◆ What is being asked
Find each line containing the string "added". Copy it.

◆ Given entries

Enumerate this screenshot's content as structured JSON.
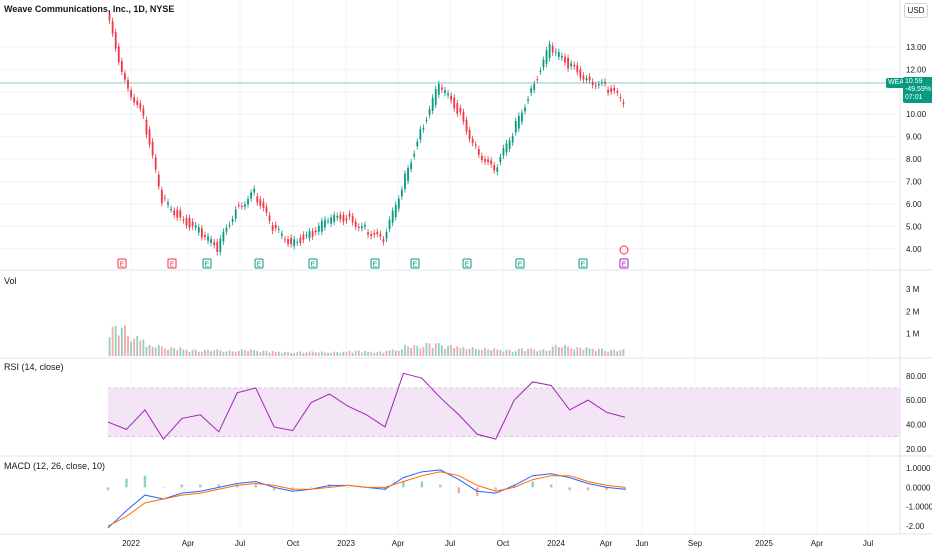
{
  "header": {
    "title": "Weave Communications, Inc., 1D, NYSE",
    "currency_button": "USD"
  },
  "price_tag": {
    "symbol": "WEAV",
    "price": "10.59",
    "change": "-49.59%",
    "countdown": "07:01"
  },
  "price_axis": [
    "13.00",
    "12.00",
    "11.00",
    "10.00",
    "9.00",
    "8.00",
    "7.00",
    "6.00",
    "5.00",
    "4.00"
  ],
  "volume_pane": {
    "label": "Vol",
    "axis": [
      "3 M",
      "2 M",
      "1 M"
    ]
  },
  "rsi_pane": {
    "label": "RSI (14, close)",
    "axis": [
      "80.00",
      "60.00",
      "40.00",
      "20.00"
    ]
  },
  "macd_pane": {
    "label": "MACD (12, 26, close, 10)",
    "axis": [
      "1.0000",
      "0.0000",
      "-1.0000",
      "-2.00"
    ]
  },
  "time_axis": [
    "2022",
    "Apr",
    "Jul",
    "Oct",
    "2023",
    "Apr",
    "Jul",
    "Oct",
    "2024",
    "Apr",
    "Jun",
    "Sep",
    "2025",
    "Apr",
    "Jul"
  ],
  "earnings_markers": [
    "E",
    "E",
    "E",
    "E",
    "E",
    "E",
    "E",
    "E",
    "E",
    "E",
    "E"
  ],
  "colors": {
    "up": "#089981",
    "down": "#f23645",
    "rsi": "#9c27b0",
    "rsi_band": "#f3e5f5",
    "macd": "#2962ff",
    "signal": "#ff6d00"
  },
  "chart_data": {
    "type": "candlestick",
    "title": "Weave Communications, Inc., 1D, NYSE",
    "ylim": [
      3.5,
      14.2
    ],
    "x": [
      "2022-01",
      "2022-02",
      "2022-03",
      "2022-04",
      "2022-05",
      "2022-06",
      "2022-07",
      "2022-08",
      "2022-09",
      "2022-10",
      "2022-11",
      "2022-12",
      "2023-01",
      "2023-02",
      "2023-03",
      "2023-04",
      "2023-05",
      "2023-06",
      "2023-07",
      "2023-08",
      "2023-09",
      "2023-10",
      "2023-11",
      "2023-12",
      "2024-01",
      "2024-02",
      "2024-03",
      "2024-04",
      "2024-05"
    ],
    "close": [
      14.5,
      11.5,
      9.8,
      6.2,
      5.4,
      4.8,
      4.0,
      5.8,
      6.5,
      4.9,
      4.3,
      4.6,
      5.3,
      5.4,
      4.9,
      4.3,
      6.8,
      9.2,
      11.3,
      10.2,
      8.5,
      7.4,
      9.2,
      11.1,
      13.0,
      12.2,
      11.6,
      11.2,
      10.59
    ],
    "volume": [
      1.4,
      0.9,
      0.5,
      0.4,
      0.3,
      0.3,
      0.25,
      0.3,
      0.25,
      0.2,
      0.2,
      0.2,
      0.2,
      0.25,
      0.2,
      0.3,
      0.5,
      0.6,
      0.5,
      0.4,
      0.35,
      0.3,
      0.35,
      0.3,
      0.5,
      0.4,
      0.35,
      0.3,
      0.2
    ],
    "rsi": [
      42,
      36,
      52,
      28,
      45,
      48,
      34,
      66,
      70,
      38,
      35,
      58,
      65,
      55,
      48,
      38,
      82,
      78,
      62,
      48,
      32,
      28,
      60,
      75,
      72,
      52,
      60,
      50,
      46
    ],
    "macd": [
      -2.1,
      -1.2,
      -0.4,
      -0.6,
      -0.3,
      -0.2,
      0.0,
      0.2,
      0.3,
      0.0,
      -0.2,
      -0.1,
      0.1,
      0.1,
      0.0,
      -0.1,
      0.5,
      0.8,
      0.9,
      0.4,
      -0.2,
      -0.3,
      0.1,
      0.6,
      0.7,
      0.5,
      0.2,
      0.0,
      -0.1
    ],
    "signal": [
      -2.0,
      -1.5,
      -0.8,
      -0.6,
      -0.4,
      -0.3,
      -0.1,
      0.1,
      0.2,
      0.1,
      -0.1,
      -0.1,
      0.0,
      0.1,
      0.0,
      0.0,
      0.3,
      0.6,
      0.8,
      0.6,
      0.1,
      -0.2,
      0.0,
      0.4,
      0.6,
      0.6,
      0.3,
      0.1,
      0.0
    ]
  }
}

* * *

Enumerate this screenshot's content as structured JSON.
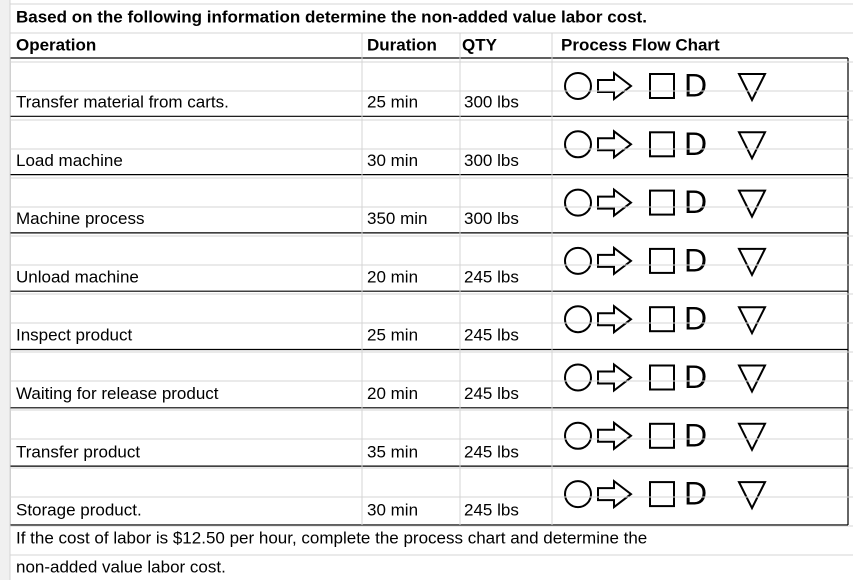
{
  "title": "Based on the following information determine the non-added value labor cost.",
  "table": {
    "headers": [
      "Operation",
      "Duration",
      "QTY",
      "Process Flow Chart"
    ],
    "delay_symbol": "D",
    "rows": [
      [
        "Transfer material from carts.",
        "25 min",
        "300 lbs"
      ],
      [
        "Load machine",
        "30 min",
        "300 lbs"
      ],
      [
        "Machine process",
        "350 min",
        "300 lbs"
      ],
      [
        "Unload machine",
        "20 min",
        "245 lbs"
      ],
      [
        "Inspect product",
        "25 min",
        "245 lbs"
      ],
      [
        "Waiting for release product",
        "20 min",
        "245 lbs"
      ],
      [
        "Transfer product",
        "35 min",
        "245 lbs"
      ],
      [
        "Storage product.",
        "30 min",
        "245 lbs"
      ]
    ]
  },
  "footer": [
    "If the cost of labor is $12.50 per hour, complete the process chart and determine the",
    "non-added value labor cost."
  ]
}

◆ Exercise solution
  "title": "Based on the following information determine the non-added value labor cost.",
    "non-added value labor cost."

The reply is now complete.